_Stated exercise_.
Could you give the data below again, exactly and completely?

____________________

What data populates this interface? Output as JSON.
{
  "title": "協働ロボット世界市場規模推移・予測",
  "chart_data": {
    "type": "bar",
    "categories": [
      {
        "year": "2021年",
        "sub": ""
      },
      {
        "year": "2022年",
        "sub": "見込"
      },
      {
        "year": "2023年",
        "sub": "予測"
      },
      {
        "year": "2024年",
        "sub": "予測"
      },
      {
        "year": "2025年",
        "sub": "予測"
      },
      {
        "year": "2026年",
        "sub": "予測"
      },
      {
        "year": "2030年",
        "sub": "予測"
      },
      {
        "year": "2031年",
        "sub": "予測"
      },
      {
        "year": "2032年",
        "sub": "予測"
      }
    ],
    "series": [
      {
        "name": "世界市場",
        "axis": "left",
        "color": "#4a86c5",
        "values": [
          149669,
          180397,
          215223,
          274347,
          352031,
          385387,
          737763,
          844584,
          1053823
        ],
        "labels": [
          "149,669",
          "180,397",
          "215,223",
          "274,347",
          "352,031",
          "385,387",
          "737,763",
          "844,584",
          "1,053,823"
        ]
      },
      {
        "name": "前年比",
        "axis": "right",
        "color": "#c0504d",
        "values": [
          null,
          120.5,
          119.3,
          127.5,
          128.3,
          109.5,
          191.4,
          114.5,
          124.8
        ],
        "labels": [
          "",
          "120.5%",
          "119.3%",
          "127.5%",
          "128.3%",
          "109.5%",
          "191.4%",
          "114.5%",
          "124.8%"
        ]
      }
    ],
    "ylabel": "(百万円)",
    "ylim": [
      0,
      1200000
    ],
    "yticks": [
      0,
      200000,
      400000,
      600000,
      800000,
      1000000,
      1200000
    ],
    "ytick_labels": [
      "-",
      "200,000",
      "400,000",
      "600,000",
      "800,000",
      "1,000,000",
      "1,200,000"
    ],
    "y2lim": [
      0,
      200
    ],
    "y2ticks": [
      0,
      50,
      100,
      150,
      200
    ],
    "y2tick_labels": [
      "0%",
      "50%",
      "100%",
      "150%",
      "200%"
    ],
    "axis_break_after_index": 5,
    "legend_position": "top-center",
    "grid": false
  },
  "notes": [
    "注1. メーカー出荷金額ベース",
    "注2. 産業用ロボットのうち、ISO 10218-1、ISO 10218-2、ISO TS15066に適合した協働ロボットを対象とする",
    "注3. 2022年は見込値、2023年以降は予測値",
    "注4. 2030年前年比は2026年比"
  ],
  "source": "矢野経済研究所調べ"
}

____________________

_Output for this task_.
What data populates this interface? Output as JSON.
{
  "title": "協働ロボット世界市場規模推移・予測",
  "chart_data": {
    "type": "bar",
    "categories": [
      {
        "year": "2021年",
        "sub": ""
      },
      {
        "year": "2022年",
        "sub": "見込"
      },
      {
        "year": "2023年",
        "sub": "予測"
      },
      {
        "year": "2024年",
        "sub": "予測"
      },
      {
        "year": "2025年",
        "sub": "予測"
      },
      {
        "year": "2026年",
        "sub": "予測"
      },
      {
        "year": "2030年",
        "sub": "予測"
      },
      {
        "year": "2031年",
        "sub": "予測"
      },
      {
        "year": "2032年",
        "sub": "予測"
      }
    ],
    "series": [
      {
        "name": "世界市場",
        "axis": "left",
        "color": "#4a86c5",
        "values": [
          149669,
          180397,
          215223,
          274347,
          352031,
          385387,
          737763,
          844584,
          1053823
        ],
        "labels": [
          "149,669",
          "180,397",
          "215,223",
          "274,347",
          "352,031",
          "385,387",
          "737,763",
          "844,584",
          "1,053,823"
        ]
      },
      {
        "name": "前年比",
        "axis": "right",
        "color": "#c0504d",
        "values": [
          null,
          120.5,
          119.3,
          127.5,
          128.3,
          109.5,
          191.4,
          114.5,
          124.8
        ],
        "labels": [
          "",
          "120.5%",
          "119.3%",
          "127.5%",
          "128.3%",
          "109.5%",
          "191.4%",
          "114.5%",
          "124.8%"
        ]
      }
    ],
    "ylabel": "(百万円)",
    "ylim": [
      0,
      1200000
    ],
    "yticks": [
      0,
      200000,
      400000,
      600000,
      800000,
      1000000,
      1200000
    ],
    "ytick_labels": [
      "-",
      "200,000",
      "400,000",
      "600,000",
      "800,000",
      "1,000,000",
      "1,200,000"
    ],
    "y2lim": [
      0,
      200
    ],
    "y2ticks": [
      0,
      50,
      100,
      150,
      200
    ],
    "y2tick_labels": [
      "0%",
      "50%",
      "100%",
      "150%",
      "200%"
    ],
    "axis_break_after_index": 5,
    "legend_position": "top-center",
    "grid": false
  },
  "notes": [
    "注1. メーカー出荷金額ベース",
    "注2. 産業用ロボットのうち、ISO 10218-1、ISO 10218-2、ISO TS15066に適合した協働ロボットを対象とする",
    "注3. 2022年は見込値、2023年以降は予測値",
    "注4. 2030年前年比は2026年比"
  ],
  "source": "矢野経済研究所調べ"
}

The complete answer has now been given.